**Task brief:** Write out every single entry exactly.

◇ ◇ ◇

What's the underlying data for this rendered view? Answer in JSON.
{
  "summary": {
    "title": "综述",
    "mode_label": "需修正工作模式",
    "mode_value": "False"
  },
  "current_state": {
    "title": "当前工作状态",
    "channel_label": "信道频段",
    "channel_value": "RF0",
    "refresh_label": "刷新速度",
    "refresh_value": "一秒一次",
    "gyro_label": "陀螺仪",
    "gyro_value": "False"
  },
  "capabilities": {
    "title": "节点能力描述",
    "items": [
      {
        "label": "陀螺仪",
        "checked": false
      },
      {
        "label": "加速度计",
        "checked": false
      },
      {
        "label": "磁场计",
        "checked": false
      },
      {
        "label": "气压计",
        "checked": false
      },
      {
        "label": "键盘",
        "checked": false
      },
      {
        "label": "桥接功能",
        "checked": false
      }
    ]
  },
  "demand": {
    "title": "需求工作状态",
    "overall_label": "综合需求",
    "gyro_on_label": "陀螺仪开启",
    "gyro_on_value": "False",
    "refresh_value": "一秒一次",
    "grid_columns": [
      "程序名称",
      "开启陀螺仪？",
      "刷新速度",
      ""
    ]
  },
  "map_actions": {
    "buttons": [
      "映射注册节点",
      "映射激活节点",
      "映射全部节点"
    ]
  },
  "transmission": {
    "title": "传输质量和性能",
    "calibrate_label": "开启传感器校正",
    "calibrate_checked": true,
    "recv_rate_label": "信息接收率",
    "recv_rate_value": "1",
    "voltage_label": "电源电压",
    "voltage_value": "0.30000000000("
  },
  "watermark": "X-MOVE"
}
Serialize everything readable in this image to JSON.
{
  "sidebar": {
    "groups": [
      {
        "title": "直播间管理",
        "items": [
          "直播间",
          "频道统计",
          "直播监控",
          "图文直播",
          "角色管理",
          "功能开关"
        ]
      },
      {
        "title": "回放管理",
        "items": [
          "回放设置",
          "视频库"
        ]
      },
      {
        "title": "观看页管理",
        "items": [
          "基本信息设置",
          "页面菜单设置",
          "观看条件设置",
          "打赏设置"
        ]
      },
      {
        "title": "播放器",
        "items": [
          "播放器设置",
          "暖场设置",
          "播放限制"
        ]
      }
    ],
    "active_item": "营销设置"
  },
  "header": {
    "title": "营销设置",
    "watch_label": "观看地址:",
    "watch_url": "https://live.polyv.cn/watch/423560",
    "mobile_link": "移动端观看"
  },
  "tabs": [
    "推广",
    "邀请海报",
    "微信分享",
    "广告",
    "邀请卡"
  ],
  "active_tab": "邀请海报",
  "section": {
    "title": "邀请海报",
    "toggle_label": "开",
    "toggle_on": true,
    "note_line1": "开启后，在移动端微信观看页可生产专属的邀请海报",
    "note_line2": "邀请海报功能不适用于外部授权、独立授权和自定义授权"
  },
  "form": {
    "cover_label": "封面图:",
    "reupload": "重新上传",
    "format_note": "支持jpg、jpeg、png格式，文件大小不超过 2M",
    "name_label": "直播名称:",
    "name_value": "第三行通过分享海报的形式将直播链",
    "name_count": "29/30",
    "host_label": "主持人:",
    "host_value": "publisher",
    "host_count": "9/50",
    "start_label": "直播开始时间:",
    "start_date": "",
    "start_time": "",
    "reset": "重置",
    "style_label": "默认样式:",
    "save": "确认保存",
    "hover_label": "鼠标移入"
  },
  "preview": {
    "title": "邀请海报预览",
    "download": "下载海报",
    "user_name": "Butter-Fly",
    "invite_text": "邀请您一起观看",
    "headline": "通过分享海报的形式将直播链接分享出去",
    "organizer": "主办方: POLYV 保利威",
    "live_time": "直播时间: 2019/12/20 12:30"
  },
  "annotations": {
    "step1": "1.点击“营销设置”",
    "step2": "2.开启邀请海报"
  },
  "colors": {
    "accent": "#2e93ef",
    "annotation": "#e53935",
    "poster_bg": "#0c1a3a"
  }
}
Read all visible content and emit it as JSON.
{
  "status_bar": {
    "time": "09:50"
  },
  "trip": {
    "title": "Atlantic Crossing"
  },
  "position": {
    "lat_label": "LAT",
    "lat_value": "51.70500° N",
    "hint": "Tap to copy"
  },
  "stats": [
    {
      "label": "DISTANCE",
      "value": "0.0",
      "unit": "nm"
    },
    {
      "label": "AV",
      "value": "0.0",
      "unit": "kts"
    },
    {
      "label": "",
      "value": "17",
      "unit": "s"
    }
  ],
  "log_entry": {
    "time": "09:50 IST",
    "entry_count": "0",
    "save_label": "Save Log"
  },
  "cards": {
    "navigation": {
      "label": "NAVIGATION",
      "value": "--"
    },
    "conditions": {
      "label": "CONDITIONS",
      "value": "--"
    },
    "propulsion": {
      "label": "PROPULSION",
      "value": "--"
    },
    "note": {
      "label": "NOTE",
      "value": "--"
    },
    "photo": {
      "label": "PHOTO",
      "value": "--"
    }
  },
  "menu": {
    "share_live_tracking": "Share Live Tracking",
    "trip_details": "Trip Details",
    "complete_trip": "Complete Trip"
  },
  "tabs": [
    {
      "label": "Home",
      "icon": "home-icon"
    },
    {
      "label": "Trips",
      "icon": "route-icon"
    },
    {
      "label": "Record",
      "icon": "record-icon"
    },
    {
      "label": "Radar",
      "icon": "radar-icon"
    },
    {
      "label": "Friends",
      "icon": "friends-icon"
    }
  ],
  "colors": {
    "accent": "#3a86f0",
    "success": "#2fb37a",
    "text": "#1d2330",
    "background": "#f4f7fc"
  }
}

◇ ◇ ◇

**Final result:**
What's the underlying data for this rendered view? Answer in JSON.
{
  "summary": {
    "title": "综述",
    "mode_label": "需修正工作模式",
    "mode_value": "False"
  },
  "current_state": {
    "title": "当前工作状态",
    "channel_label": "信道频段",
    "channel_value": "RF0",
    "refresh_label": "刷新速度",
    "refresh_value": "一秒一次",
    "gyro_label": "陀螺仪",
    "gyro_value": "False"
  },
  "capabilities": {
    "title": "节点能力描述",
    "items": [
      {
        "label": "陀螺仪",
        "checked": false
      },
      {
        "label": "加速度计",
        "checked": false
      },
      {
        "label": "磁场计",
        "checked": false
      },
      {
        "label": "气压计",
        "checked": false
      },
      {
        "label": "键盘",
        "checked": false
      },
      {
        "label": "桥接功能",
        "checked": false
      }
    ]
  },
  "demand": {
    "title": "需求工作状态",
    "overall_label": "综合需求",
    "gyro_on_label": "陀螺仪开启",
    "gyro_on_value": "False",
    "refresh_value": "一秒一次",
    "grid_columns": [
      "程序名称",
      "开启陀螺仪？",
      "刷新速度",
      ""
    ]
  },
  "map_actions": {
    "buttons": [
      "映射注册节点",
      "映射激活节点",
      "映射全部节点"
    ]
  },
  "transmission": {
    "title": "传输质量和性能",
    "calibrate_label": "开启传感器校正",
    "calibrate_checked": true,
    "recv_rate_label": "信息接收率",
    "recv_rate_value": "1",
    "voltage_label": "电源电压",
    "voltage_value": "0.30000000000("
  },
  "watermark": "X-MOVE"
}
Serialize everything readable in this image to JSON.
{
  "sidebar": {
    "groups": [
      {
        "title": "直播间管理",
        "items": [
          "直播间",
          "频道统计",
          "直播监控",
          "图文直播",
          "角色管理",
          "功能开关"
        ]
      },
      {
        "title": "回放管理",
        "items": [
          "回放设置",
          "视频库"
        ]
      },
      {
        "title": "观看页管理",
        "items": [
          "基本信息设置",
          "页面菜单设置",
          "观看条件设置",
          "打赏设置"
        ]
      },
      {
        "title": "播放器",
        "items": [
          "播放器设置",
          "暖场设置",
          "播放限制"
        ]
      }
    ],
    "active_item": "营销设置"
  },
  "header": {
    "title": "营销设置",
    "watch_label": "观看地址:",
    "watch_url": "https://live.polyv.cn/watch/423560",
    "mobile_link": "移动端观看"
  },
  "tabs": [
    "推广",
    "邀请海报",
    "微信分享",
    "广告",
    "邀请卡"
  ],
  "active_tab": "邀请海报",
  "section": {
    "title": "邀请海报",
    "toggle_label": "开",
    "toggle_on": true,
    "note_line1": "开启后，在移动端微信观看页可生产专属的邀请海报",
    "note_line2": "邀请海报功能不适用于外部授权、独立授权和自定义授权"
  },
  "form": {
    "cover_label": "封面图:",
    "reupload": "重新上传",
    "format_note": "支持jpg、jpeg、png格式，文件大小不超过 2M",
    "name_label": "直播名称:",
    "name_value": "第三行通过分享海报的形式将直播链",
    "name_count": "29/30",
    "host_label": "主持人:",
    "host_value": "publisher",
    "host_count": "9/50",
    "start_label": "直播开始时间:",
    "start_date": "",
    "start_time": "",
    "reset": "重置",
    "style_label": "默认样式:",
    "save": "确认保存",
    "hover_label": "鼠标移入"
  },
  "preview": {
    "title": "邀请海报预览",
    "download": "下载海报",
    "user_name": "Butter-Fly",
    "invite_text": "邀请您一起观看",
    "headline": "通过分享海报的形式将直播链接分享出去",
    "organizer": "主办方: POLYV 保利威",
    "live_time": "直播时间: 2019/12/20 12:30"
  },
  "annotations": {
    "step1": "1.点击“营销设置”",
    "step2": "2.开启邀请海报"
  },
  "colors": {
    "accent": "#2e93ef",
    "annotation": "#e53935",
    "poster_bg": "#0c1a3a"
  }
}
Read all visible content and emit it as JSON.
{
  "status_bar": {
    "time": "09:50"
  },
  "trip": {
    "title": "Atlantic Crossing"
  },
  "position": {
    "lat_label": "LAT",
    "lat_value": "51.70500° N",
    "hint": "Tap to copy"
  },
  "stats": [
    {
      "label": "DISTANCE",
      "value": "0.0",
      "unit": "nm"
    },
    {
      "label": "AV",
      "value": "0.0",
      "unit": "kts"
    },
    {
      "label": "",
      "value": "17",
      "unit": "s"
    }
  ],
  "log_entry": {
    "time": "09:50 IST",
    "entry_count": "0",
    "save_label": "Save Log"
  },
  "cards": {
    "navigation": {
      "label": "NAVIGATION",
      "value": "--"
    },
    "conditions": {
      "label": "CONDITIONS",
      "value": "--"
    },
    "propulsion": {
      "label": "PROPULSION",
      "value": "--"
    },
    "note": {
      "label": "NOTE",
      "value": "--"
    },
    "photo": {
      "label": "PHOTO",
      "value": "--"
    }
  },
  "menu": {
    "share_live_tracking": "Share Live Tracking",
    "trip_details": "Trip Details",
    "complete_trip": "Complete Trip"
  },
  "tabs": [
    {
      "label": "Home",
      "icon": "home-icon"
    },
    {
      "label": "Trips",
      "icon": "route-icon"
    },
    {
      "label": "Record",
      "icon": "record-icon"
    },
    {
      "label": "Radar",
      "icon": "radar-icon"
    },
    {
      "label": "Friends",
      "icon": "friends-icon"
    }
  ],
  "colors": {
    "accent": "#3a86f0",
    "success": "#2fb37a",
    "text": "#1d2330",
    "background": "#f4f7fc"
  }
}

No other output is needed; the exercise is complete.